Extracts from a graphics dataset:
◆ ◆ ◆ ◆

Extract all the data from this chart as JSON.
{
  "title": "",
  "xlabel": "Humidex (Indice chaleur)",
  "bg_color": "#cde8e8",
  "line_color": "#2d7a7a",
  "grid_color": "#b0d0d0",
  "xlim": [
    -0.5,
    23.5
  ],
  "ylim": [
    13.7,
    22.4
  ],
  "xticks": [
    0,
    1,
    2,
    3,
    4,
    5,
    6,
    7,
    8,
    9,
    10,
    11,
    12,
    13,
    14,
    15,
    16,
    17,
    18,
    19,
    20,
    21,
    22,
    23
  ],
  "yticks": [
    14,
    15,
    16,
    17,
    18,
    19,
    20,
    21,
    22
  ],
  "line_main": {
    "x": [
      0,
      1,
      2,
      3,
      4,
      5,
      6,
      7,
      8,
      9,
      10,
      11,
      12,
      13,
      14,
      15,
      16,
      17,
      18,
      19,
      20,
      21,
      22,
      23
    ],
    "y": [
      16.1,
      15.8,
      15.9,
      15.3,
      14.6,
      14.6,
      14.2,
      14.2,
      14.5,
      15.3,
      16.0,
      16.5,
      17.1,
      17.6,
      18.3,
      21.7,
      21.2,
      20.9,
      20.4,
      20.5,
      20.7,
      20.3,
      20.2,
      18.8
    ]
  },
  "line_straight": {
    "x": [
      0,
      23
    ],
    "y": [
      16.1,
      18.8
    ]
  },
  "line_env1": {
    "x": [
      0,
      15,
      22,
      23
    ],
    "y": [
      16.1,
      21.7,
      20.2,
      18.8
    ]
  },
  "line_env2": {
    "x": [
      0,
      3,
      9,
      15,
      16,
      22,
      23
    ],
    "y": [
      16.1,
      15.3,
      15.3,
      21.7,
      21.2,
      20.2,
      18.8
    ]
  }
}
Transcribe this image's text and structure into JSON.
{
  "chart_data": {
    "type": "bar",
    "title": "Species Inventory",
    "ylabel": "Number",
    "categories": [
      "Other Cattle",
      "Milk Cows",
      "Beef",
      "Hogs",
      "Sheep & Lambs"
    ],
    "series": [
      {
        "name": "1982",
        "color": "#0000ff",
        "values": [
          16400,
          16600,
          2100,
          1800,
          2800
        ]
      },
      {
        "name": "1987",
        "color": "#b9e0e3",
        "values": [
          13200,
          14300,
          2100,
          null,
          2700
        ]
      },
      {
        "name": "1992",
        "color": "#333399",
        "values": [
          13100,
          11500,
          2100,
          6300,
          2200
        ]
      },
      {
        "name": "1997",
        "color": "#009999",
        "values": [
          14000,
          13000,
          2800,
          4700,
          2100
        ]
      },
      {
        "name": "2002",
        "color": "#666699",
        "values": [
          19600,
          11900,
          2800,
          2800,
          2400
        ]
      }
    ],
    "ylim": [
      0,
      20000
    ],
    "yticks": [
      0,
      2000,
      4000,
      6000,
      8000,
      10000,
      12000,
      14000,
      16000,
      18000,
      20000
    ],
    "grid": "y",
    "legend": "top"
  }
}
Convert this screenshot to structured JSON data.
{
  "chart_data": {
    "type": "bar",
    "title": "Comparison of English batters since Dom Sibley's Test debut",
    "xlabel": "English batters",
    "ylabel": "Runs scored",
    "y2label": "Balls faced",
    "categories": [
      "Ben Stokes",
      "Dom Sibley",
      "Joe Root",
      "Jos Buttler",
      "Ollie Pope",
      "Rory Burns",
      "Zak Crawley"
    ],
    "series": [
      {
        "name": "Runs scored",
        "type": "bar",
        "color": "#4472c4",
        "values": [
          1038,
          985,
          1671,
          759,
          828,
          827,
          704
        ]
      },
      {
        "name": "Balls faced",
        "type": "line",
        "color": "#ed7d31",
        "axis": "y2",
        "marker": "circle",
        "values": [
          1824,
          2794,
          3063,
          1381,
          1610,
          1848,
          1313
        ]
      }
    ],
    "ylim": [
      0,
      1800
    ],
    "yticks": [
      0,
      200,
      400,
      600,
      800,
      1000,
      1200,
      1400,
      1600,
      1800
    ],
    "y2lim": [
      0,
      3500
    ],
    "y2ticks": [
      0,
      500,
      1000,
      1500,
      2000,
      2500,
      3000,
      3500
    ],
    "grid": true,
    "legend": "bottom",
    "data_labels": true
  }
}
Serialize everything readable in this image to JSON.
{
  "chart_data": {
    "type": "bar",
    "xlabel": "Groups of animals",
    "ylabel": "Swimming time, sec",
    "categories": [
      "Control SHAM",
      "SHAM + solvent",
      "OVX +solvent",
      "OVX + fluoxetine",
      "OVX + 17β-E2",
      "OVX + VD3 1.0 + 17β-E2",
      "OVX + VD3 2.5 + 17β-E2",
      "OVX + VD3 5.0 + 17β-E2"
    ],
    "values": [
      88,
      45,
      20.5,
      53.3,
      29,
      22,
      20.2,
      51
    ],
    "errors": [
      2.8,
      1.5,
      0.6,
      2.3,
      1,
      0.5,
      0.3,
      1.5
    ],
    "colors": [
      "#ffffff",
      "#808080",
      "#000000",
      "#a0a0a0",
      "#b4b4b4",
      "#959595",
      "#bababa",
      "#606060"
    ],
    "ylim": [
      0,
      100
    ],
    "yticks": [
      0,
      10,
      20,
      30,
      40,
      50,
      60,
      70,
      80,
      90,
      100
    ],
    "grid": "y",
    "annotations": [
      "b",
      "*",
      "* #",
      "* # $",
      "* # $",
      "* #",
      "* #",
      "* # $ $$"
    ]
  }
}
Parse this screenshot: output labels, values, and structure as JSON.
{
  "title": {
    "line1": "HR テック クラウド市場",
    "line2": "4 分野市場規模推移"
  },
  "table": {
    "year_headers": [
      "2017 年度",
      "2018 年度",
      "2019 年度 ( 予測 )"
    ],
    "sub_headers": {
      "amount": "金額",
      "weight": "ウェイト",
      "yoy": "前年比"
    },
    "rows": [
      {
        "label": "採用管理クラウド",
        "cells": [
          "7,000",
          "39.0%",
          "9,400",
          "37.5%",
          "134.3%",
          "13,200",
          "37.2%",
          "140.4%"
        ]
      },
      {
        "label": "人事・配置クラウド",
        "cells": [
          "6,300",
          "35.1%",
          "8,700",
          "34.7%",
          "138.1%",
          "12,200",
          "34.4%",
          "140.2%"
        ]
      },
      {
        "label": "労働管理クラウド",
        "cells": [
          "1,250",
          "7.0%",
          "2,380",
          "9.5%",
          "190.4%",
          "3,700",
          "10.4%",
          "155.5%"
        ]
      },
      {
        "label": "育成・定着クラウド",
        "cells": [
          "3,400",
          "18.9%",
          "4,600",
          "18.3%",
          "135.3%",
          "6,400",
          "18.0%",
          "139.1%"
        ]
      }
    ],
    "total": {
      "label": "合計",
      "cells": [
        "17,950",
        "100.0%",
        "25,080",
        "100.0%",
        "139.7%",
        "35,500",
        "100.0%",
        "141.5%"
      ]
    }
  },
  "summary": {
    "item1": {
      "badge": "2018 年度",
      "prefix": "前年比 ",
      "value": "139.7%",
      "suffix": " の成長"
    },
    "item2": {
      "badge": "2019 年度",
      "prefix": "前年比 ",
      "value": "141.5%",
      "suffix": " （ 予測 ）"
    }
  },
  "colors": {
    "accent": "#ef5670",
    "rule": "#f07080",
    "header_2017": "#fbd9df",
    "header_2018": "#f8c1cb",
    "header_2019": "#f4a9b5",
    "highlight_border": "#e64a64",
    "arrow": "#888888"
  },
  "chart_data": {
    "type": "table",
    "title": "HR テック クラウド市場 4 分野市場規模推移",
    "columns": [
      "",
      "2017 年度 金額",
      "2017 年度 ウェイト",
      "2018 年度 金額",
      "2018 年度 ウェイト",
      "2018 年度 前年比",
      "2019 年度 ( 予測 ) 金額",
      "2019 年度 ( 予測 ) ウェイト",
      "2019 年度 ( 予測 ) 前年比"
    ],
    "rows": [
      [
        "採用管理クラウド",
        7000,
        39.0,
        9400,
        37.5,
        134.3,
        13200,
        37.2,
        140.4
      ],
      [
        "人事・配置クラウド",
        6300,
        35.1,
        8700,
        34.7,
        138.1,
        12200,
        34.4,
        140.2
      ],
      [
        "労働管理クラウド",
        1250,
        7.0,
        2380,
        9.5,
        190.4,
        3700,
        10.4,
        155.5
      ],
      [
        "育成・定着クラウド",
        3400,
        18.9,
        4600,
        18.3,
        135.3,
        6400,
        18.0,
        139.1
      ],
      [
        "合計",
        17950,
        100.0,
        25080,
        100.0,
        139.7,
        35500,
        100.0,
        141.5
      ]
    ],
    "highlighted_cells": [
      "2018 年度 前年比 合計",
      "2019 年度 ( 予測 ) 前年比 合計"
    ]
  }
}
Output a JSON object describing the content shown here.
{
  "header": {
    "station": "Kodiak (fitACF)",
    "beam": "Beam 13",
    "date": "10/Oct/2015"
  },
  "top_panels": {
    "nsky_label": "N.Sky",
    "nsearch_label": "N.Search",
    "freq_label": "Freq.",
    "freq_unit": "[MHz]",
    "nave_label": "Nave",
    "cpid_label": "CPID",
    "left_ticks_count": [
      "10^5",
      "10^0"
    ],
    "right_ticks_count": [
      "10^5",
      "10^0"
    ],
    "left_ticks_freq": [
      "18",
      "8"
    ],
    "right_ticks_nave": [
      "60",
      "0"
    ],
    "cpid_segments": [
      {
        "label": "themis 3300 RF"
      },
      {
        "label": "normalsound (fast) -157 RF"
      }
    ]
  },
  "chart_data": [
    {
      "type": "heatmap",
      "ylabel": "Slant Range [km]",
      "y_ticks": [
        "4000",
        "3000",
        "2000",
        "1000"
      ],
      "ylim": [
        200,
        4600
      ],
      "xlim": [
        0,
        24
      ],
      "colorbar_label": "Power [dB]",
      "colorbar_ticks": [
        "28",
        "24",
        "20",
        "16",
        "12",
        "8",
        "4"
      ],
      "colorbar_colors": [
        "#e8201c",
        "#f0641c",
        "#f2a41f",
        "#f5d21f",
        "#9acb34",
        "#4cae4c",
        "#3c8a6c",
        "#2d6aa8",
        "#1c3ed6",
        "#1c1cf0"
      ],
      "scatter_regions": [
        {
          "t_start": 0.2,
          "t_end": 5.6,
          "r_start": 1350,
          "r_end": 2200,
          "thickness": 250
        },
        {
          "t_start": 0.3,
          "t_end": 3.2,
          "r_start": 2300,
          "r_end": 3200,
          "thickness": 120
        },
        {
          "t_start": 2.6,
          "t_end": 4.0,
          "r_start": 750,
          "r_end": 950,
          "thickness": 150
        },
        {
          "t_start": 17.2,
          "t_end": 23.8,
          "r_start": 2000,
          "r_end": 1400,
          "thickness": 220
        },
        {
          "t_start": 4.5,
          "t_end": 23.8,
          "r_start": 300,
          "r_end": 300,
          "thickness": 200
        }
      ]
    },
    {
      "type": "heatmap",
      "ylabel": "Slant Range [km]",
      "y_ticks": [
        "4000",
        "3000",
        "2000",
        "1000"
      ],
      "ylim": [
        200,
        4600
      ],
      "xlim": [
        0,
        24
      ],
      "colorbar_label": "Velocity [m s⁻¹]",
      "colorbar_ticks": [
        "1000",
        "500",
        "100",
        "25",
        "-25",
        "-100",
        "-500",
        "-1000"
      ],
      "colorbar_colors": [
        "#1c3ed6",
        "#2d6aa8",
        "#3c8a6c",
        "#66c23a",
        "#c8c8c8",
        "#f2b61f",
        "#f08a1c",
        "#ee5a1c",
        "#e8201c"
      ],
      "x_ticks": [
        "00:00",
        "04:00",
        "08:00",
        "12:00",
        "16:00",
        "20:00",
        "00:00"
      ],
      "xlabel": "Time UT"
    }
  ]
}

◆ ◆ ◆ ◆

### SET EXERCISE:
Show every line from the entries above in which the word "ylabel" appears.

### OUTPUT OF THE TASK:
    "ylabel": "Number",
    "ylabel": "Runs scored",
    "ylabel": "Swimming time, sec",
      "ylabel": "Slant Range [km]",
      "ylabel": "Slant Range [km]",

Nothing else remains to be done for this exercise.